### SHORT TASK
Word for word, copy all the data and drop the pictures.

### WORKING DATA
· · ·

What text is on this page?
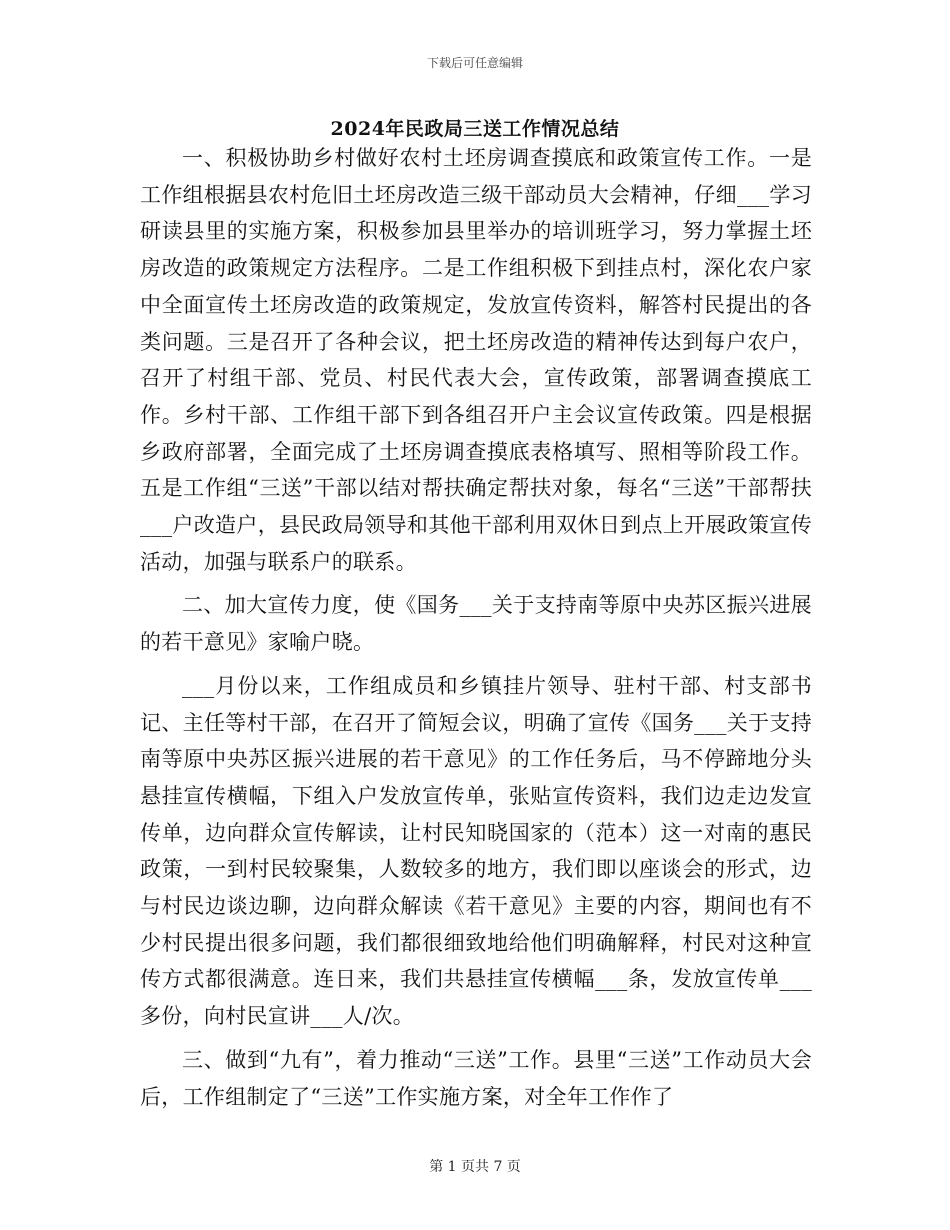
下载后可任意编辑
2024年民政局三送工作情况总结

一、积极协助乡村做好农村土坯房调查摸底和政策宣传工作。一是工作组根据县农村危旧土坯房改造三级干部动员大会精神，仔细___学习研读县里的实施方案，积极参加县里举办的培训班学习，努力掌握土坯房改造的政策规定方法程序。二是工作组积极下到挂点村，深化农户家中全面宣传土坯房改造的政策规定，发放宣传资料，解答村民提出的各类问题。三是召开了各种会议，把土坯房改造的精神传达到每户农户，召开了村组干部、党员、村民代表大会，宣传政策，部署调查摸底工作。乡村干部、工作组干部下到各组召开户主会议宣传政策。四是根据乡政府部署，全面完成了土坯房调查摸底表格填写、照相等阶段工作。五是工作组“三送”干部以结对帮扶确定帮扶对象，每名“三送”干部帮扶___户改造户，县民政局领导和其他干部利用双休日到点上开展政策宣传活动，加强与联系户的联系。

二、加大宣传力度，使《国务___关于支持南等原中央苏区振兴进展的若干意见》家喻户晓。

___月份以来，工作组成员和乡镇挂片领导、驻村干部、村支部书记、主任等村干部，在召开了简短会议，明确了宣传《国务___关于支持南等原中央苏区振兴进展的若干意见》的工作任务后，马不停蹄地分头悬挂宣传横幅，下组入户发放宣传单，张贴宣传资料，我们边走边发宣传单，边向群众宣传解读，让村民知晓国家的（范本）这一对南的惠民政策，一到村民较聚集，人数较多的地方，我们即以座谈会的形式，边与村民边谈边聊，边向群众解读《若干意见》主要的内容，期间也有不少村民提出很多问题，我们都很细致地给他们明确解释，村民对这种宣传方式都很满意。连日来，我们共悬挂宣传横幅___条，发放宣传单___多份，向村民宣讲___人/次。

三、做到“九有”，着力推动“三送”工作。县里“三送”工作动员大会后，工作组制定了“三送”工作实施方案，对全年工作作了

第 1 页共 7 页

· · ·

### SOLVED EXERCISE
What text is on this page?
下载后可任意编辑
2024年民政局三送工作情况总结

一、积极协助乡村做好农村土坯房调查摸底和政策宣传工作。一是工作组根据县农村危旧土坯房改造三级干部动员大会精神，仔细___学习研读县里的实施方案，积极参加县里举办的培训班学习，努力掌握土坯房改造的政策规定方法程序。二是工作组积极下到挂点村，深化农户家中全面宣传土坯房改造的政策规定，发放宣传资料，解答村民提出的各类问题。三是召开了各种会议，把土坯房改造的精神传达到每户农户，召开了村组干部、党员、村民代表大会，宣传政策，部署调查摸底工作。乡村干部、工作组干部下到各组召开户主会议宣传政策。四是根据乡政府部署，全面完成了土坯房调查摸底表格填写、照相等阶段工作。五是工作组“三送”干部以结对帮扶确定帮扶对象，每名“三送”干部帮扶___户改造户，县民政局领导和其他干部利用双休日到点上开展政策宣传活动，加强与联系户的联系。

二、加大宣传力度，使《国务___关于支持南等原中央苏区振兴进展的若干意见》家喻户晓。

___月份以来，工作组成员和乡镇挂片领导、驻村干部、村支部书记、主任等村干部，在召开了简短会议，明确了宣传《国务___关于支持南等原中央苏区振兴进展的若干意见》的工作任务后，马不停蹄地分头悬挂宣传横幅，下组入户发放宣传单，张贴宣传资料，我们边走边发宣传单，边向群众宣传解读，让村民知晓国家的（范本）这一对南的惠民政策，一到村民较聚集，人数较多的地方，我们即以座谈会的形式，边与村民边谈边聊，边向群众解读《若干意见》主要的内容，期间也有不少村民提出很多问题，我们都很细致地给他们明确解释，村民对这种宣传方式都很满意。连日来，我们共悬挂宣传横幅___条，发放宣传单___多份，向村民宣讲___人/次。

三、做到“九有”，着力推动“三送”工作。县里“三送”工作动员大会后，工作组制定了“三送”工作实施方案，对全年工作作了

第 1 页共 7 页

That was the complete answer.